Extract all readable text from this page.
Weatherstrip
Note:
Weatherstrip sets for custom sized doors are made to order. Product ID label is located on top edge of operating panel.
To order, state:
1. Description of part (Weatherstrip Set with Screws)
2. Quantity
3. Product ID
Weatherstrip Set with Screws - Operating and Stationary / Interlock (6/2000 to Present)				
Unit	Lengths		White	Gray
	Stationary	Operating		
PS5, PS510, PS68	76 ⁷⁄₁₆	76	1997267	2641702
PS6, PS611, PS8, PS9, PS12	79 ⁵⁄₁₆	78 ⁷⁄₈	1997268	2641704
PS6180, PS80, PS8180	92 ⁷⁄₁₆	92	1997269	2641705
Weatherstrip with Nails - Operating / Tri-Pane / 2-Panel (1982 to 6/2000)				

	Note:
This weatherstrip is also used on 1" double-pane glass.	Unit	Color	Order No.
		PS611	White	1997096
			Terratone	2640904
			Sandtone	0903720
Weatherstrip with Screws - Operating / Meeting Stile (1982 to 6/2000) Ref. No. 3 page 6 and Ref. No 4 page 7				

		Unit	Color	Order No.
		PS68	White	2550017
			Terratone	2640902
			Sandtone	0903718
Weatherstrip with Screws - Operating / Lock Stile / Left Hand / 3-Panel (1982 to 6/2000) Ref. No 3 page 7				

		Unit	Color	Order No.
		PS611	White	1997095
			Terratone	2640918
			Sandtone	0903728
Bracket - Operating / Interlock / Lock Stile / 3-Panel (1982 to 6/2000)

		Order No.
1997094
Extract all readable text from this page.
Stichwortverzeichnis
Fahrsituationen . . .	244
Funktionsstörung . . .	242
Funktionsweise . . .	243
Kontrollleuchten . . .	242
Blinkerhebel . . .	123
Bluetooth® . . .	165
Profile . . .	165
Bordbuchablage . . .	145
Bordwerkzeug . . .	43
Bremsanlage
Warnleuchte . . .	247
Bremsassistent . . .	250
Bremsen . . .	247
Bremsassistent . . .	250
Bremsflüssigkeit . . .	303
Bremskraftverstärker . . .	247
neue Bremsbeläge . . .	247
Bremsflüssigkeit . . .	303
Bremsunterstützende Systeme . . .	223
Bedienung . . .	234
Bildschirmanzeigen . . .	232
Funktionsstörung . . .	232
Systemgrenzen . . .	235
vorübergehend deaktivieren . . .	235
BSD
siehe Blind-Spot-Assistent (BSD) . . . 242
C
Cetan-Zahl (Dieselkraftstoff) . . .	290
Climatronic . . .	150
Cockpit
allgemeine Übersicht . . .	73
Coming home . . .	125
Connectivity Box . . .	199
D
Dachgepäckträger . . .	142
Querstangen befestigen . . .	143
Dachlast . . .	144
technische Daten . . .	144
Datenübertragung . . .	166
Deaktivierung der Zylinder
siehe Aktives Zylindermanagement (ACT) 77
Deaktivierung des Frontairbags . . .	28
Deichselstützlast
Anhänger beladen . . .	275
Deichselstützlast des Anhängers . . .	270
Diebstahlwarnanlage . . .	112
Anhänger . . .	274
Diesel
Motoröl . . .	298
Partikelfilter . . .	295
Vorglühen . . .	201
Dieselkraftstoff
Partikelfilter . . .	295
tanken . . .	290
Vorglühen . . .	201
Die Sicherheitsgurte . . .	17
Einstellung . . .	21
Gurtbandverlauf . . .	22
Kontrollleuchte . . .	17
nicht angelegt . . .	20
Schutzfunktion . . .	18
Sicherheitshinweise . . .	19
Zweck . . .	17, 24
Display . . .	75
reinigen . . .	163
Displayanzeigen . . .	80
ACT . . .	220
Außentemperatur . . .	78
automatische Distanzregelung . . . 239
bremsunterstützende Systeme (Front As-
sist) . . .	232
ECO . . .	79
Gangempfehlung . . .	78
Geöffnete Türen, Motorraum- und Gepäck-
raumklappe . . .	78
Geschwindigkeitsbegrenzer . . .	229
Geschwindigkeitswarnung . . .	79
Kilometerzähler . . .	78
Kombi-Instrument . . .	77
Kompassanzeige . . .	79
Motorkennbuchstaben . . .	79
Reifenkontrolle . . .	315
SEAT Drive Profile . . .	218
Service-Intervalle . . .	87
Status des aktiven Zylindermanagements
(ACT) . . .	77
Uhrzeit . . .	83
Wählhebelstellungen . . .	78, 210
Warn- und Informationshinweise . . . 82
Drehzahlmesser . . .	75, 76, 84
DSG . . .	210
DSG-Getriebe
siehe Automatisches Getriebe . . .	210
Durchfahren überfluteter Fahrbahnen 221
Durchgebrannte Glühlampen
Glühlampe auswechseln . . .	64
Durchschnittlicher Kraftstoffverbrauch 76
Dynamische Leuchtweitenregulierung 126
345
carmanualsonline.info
━━━━━━━━
- [Task description]: Every line above should be printed again exactly as it stands.

- [Task solution]:
Extract all readable text from this page.
Weatherstrip
Note:
Weatherstrip sets for custom sized doors are made to order. Product ID label is located on top edge of operating panel.
To order, state:
1. Description of part (Weatherstrip Set with Screws)
2. Quantity
3. Product ID
Weatherstrip Set with Screws - Operating and Stationary / Interlock (6/2000 to Present)				
Unit	Lengths		White	Gray
	Stationary	Operating		
PS5, PS510, PS68	76 ⁷⁄₁₆	76	1997267	2641702
PS6, PS611, PS8, PS9, PS12	79 ⁵⁄₁₆	78 ⁷⁄₈	1997268	2641704
PS6180, PS80, PS8180	92 ⁷⁄₁₆	92	1997269	2641705
Weatherstrip with Nails - Operating / Tri-Pane / 2-Panel (1982 to 6/2000)				

	Note:
This weatherstrip is also used on 1" double-pane glass.	Unit	Color	Order No.
		PS611	White	1997096
			Terratone	2640904
			Sandtone	0903720
Weatherstrip with Screws - Operating / Meeting Stile (1982 to 6/2000) Ref. No. 3 page 6 and Ref. No 4 page 7				

		Unit	Color	Order No.
		PS68	White	2550017
			Terratone	2640902
			Sandtone	0903718
Weatherstrip with Screws - Operating / Lock Stile / Left Hand / 3-Panel (1982 to 6/2000) Ref. No 3 page 7				

		Unit	Color	Order No.
		PS611	White	1997095
			Terratone	2640918
			Sandtone	0903728
Bracket - Operating / Interlock / Lock Stile / 3-Panel (1982 to 6/2000)

		Order No.
1997094
Extract all readable text from this page.
Stichwortverzeichnis
Fahrsituationen . . .	244
Funktionsstörung . . .	242
Funktionsweise . . .	243
Kontrollleuchten . . .	242
Blinkerhebel . . .	123
Bluetooth® . . .	165
Profile . . .	165
Bordbuchablage . . .	145
Bordwerkzeug . . .	43
Bremsanlage
Warnleuchte . . .	247
Bremsassistent . . .	250
Bremsen . . .	247
Bremsassistent . . .	250
Bremsflüssigkeit . . .	303
Bremskraftverstärker . . .	247
neue Bremsbeläge . . .	247
Bremsflüssigkeit . . .	303
Bremsunterstützende Systeme . . .	223
Bedienung . . .	234
Bildschirmanzeigen . . .	232
Funktionsstörung . . .	232
Systemgrenzen . . .	235
vorübergehend deaktivieren . . .	235
BSD
siehe Blind-Spot-Assistent (BSD) . . . 242
C
Cetan-Zahl (Dieselkraftstoff) . . .	290
Climatronic . . .	150
Cockpit
allgemeine Übersicht . . .	73
Coming home . . .	125
Connectivity Box . . .	199
D
Dachgepäckträger . . .	142
Querstangen befestigen . . .	143
Dachlast . . .	144
technische Daten . . .	144
Datenübertragung . . .	166
Deaktivierung der Zylinder
siehe Aktives Zylindermanagement (ACT) 77
Deaktivierung des Frontairbags . . .	28
Deichselstützlast
Anhänger beladen . . .	275
Deichselstützlast des Anhängers . . .	270
Diebstahlwarnanlage . . .	112
Anhänger . . .	274
Diesel
Motoröl . . .	298
Partikelfilter . . .	295
Vorglühen . . .	201
Dieselkraftstoff
Partikelfilter . . .	295
tanken . . .	290
Vorglühen . . .	201
Die Sicherheitsgurte . . .	17
Einstellung . . .	21
Gurtbandverlauf . . .	22
Kontrollleuchte . . .	17
nicht angelegt . . .	20
Schutzfunktion . . .	18
Sicherheitshinweise . . .	19
Zweck . . .	17, 24
Display . . .	75
reinigen . . .	163
Displayanzeigen . . .	80
ACT . . .	220
Außentemperatur . . .	78
automatische Distanzregelung . . . 239
bremsunterstützende Systeme (Front As-
sist) . . .	232
ECO . . .	79
Gangempfehlung . . .	78
Geöffnete Türen, Motorraum- und Gepäck-
raumklappe . . .	78
Geschwindigkeitsbegrenzer . . .	229
Geschwindigkeitswarnung . . .	79
Kilometerzähler . . .	78
Kombi-Instrument . . .	77
Kompassanzeige . . .	79
Motorkennbuchstaben . . .	79
Reifenkontrolle . . .	315
SEAT Drive Profile . . .	218
Service-Intervalle . . .	87
Status des aktiven Zylindermanagements
(ACT) . . .	77
Uhrzeit . . .	83
Wählhebelstellungen . . .	78, 210
Warn- und Informationshinweise . . . 82
Drehzahlmesser . . .	75, 76, 84
DSG . . .	210
DSG-Getriebe
siehe Automatisches Getriebe . . .	210
Durchfahren überfluteter Fahrbahnen 221
Durchgebrannte Glühlampen
Glühlampe auswechseln . . .	64
Durchschnittlicher Kraftstoffverbrauch 76
Dynamische Leuchtweitenregulierung 126
345
carmanualsonline.info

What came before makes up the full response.